Written exercise: Each entry here needs to be set down again exactly, please; pictures are left out.
______
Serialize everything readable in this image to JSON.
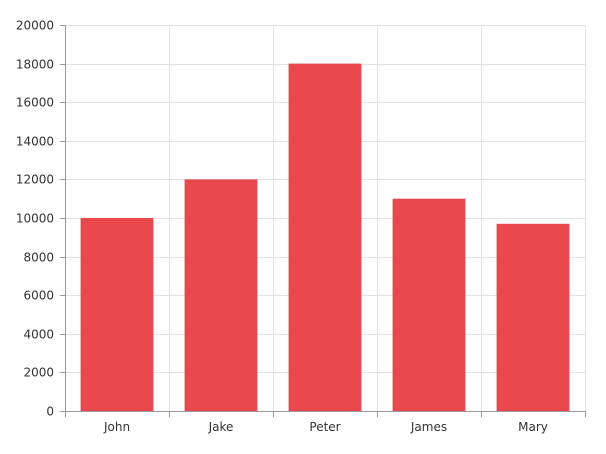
{
  "chart_data": {
    "type": "bar",
    "title": "",
    "xlabel": "",
    "ylabel": "",
    "categories": [
      "John",
      "Jake",
      "Peter",
      "James",
      "Mary"
    ],
    "values": [
      10000,
      12000,
      18000,
      11000,
      9700
    ],
    "ylim": [
      0,
      20000
    ],
    "yticks": [
      "0",
      "2000",
      "4000",
      "6000",
      "8000",
      "10000",
      "12000",
      "14000",
      "16000",
      "18000",
      "20000"
    ],
    "grid": true,
    "legend": "none",
    "colors": {
      "bar": "#e8474c",
      "grid": "#e2e2e2",
      "axis": "#9a9a9a",
      "label": "#333333"
    }
  }
}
______
Task response:
Serialize everything readable in this image to JSON.
{
  "chart_data": {
    "type": "bar",
    "title": "",
    "xlabel": "",
    "ylabel": "",
    "categories": [
      "John",
      "Jake",
      "Peter",
      "James",
      "Mary"
    ],
    "values": [
      10000,
      12000,
      18000,
      11000,
      9700
    ],
    "ylim": [
      0,
      20000
    ],
    "yticks": [
      "0",
      "2000",
      "4000",
      "6000",
      "8000",
      "10000",
      "12000",
      "14000",
      "16000",
      "18000",
      "20000"
    ],
    "grid": true,
    "legend": "none",
    "colors": {
      "bar": "#e8474c",
      "grid": "#e2e2e2",
      "axis": "#9a9a9a",
      "label": "#333333"
    }
  }
}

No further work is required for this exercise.